Recast the records, from the first line through the line containing "- tab-label-freepbx2: FreePBX", as a Markdown table with the columns Row and Line, numbering each line and omitting blank lines.
━━━━━━━━━━━━━━━━━━━━
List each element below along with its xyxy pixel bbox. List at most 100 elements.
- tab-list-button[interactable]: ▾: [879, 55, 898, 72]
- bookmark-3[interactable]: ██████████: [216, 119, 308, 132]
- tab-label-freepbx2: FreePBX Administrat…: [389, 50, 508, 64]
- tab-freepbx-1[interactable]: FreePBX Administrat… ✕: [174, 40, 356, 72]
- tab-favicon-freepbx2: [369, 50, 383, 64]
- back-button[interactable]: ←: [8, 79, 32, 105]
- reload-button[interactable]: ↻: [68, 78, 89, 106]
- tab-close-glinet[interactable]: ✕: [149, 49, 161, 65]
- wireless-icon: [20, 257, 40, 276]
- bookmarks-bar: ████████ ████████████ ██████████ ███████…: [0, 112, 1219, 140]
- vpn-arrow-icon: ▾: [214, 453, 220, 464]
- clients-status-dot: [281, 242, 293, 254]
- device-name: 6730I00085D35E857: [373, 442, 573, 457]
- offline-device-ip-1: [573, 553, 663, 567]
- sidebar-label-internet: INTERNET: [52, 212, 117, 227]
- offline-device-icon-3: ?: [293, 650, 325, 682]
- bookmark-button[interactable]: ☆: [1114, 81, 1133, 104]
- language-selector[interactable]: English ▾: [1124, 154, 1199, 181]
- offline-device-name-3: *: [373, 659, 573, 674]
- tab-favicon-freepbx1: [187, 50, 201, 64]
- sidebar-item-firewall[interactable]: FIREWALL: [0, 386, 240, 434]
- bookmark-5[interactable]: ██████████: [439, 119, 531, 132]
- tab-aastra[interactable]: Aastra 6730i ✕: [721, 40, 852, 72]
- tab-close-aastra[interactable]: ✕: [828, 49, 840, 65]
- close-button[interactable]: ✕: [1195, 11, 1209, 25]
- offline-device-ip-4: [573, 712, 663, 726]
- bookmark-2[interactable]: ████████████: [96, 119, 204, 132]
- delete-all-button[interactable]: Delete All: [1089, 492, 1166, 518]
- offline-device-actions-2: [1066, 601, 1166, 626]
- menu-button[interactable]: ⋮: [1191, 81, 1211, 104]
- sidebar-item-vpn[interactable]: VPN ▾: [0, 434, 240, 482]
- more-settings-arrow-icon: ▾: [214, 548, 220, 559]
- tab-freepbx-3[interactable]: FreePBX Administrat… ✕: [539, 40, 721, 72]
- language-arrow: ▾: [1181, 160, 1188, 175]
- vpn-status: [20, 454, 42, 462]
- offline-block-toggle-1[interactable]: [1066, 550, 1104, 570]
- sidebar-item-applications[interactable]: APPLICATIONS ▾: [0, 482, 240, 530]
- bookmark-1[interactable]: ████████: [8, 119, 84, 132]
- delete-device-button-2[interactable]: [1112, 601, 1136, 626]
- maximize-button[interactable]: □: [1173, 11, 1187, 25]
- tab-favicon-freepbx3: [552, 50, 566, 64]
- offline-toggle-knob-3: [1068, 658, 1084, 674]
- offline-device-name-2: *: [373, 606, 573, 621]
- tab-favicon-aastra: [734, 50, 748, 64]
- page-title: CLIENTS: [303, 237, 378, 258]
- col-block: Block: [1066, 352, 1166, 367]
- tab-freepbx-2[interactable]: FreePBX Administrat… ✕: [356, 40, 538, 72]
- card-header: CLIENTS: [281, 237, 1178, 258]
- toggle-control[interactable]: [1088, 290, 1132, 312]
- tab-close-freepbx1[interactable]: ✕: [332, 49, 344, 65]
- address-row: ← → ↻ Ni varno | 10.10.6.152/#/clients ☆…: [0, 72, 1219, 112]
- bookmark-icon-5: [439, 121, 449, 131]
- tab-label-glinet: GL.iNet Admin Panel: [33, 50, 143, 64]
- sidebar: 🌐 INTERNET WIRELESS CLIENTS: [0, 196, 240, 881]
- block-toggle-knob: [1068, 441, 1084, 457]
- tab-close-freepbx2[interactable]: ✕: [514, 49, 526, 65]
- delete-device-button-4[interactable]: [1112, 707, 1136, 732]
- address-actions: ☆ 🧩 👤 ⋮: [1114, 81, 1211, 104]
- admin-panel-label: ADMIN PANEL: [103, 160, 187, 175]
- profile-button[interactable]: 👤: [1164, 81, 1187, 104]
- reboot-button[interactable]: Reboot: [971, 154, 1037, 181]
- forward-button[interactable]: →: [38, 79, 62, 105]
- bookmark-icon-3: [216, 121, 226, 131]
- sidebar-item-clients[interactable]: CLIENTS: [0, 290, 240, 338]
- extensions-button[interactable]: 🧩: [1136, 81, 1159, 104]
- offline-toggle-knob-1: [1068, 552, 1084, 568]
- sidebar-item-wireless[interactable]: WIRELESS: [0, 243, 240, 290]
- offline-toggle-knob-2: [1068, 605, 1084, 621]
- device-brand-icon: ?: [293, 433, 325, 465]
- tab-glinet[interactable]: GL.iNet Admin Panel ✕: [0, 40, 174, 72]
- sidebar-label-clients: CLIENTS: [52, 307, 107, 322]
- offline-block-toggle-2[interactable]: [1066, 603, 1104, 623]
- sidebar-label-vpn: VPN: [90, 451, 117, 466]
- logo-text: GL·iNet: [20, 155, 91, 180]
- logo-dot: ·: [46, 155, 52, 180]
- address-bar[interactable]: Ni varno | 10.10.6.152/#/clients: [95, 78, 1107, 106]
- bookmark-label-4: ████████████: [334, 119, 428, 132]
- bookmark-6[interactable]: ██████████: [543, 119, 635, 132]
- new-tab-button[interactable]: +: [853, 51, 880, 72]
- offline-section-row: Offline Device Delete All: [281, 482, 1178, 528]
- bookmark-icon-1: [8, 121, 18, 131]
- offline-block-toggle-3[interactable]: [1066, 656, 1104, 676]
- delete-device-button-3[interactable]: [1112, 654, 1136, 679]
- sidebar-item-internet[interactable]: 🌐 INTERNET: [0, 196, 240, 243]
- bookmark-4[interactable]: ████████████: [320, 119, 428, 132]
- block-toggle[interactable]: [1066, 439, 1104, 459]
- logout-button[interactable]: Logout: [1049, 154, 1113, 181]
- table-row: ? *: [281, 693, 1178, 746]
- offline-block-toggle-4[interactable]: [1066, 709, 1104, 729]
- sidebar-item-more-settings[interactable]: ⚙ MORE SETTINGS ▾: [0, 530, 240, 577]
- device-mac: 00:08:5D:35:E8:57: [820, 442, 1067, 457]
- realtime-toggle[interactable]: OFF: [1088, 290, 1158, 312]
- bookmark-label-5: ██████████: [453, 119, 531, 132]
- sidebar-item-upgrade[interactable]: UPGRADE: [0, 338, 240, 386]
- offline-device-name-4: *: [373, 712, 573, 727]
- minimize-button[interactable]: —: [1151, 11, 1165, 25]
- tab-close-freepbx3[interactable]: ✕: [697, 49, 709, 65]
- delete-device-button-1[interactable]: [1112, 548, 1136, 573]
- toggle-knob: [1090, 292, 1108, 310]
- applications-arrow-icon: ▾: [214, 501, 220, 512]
━━━━━━━━━━━━━━━━━━━━
Final answer
| Row | Line |
|---|---|
| 1 | List each element below along with its xyxy pixel bbox. List at most 100 elements. |
| 2 | - tab-list-button[interactable]: ▾: [879, 55, 898, 72] |
| 3 | - bookmark-3[interactable]: ██████████: [216, 119, 308, 132] |
| 4 | - tab-label-freepbx2: FreePBX Administrat…: [389, 50, 508, 64] |